• [Provided information]:
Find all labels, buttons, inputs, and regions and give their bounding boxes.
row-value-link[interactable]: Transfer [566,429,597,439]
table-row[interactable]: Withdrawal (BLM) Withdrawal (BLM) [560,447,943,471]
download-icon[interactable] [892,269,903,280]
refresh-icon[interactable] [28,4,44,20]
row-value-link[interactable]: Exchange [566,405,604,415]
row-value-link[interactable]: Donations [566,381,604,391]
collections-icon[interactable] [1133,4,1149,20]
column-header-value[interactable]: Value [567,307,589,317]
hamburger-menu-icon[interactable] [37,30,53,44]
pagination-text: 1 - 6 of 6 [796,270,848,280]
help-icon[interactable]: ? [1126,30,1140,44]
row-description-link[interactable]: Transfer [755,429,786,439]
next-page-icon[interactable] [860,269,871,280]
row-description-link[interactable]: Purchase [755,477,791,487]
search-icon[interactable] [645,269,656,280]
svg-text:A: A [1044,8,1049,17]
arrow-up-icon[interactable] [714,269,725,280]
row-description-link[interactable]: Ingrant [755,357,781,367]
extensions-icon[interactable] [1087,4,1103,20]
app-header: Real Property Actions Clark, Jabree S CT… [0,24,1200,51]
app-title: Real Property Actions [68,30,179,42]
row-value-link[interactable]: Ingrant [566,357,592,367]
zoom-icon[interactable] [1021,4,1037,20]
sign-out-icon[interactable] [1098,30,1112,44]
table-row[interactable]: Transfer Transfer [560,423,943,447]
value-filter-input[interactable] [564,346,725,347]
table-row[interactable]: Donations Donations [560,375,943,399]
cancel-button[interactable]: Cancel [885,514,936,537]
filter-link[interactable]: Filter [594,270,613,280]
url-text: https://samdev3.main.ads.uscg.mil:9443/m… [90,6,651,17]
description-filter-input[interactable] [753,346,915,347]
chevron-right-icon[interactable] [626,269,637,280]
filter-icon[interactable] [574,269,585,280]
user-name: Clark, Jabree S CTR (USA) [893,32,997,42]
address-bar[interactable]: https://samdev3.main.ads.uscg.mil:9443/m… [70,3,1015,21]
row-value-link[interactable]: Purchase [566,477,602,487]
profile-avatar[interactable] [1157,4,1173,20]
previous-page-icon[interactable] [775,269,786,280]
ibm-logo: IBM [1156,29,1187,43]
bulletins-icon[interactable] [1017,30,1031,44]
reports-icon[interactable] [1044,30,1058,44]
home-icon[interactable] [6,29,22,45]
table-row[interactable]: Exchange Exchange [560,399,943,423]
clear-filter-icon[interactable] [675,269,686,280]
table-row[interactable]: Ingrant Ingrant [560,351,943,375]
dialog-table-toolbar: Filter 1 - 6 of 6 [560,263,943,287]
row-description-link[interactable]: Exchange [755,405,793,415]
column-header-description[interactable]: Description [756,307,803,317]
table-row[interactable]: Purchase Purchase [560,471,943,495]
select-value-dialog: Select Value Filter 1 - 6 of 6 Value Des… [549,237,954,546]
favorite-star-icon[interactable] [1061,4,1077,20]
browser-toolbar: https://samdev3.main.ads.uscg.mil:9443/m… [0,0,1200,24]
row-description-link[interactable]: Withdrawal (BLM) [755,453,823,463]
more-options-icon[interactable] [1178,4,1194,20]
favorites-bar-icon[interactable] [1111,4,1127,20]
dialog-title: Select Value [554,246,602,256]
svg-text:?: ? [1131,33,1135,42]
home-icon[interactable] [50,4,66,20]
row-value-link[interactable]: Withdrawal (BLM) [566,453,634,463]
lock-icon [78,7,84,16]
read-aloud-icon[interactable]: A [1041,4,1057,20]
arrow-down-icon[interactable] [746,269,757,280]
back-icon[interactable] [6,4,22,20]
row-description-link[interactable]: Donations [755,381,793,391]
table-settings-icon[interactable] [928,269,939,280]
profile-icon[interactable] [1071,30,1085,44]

• [Exercise details]:
Edit the listing from its first line through the line containing "refresh-icon[interactable] [28,4,44,20]", inclusive, changing "download-icon" to "save-icon" and leaving everything else as is. Return only those lines.

• [Final answer]:
Find all labels, buttons, inputs, and regions and give their bounding boxes.
row-value-link[interactable]: Transfer [566,429,597,439]
table-row[interactable]: Withdrawal (BLM) Withdrawal (BLM) [560,447,943,471]
save-icon[interactable] [892,269,903,280]
refresh-icon[interactable] [28,4,44,20]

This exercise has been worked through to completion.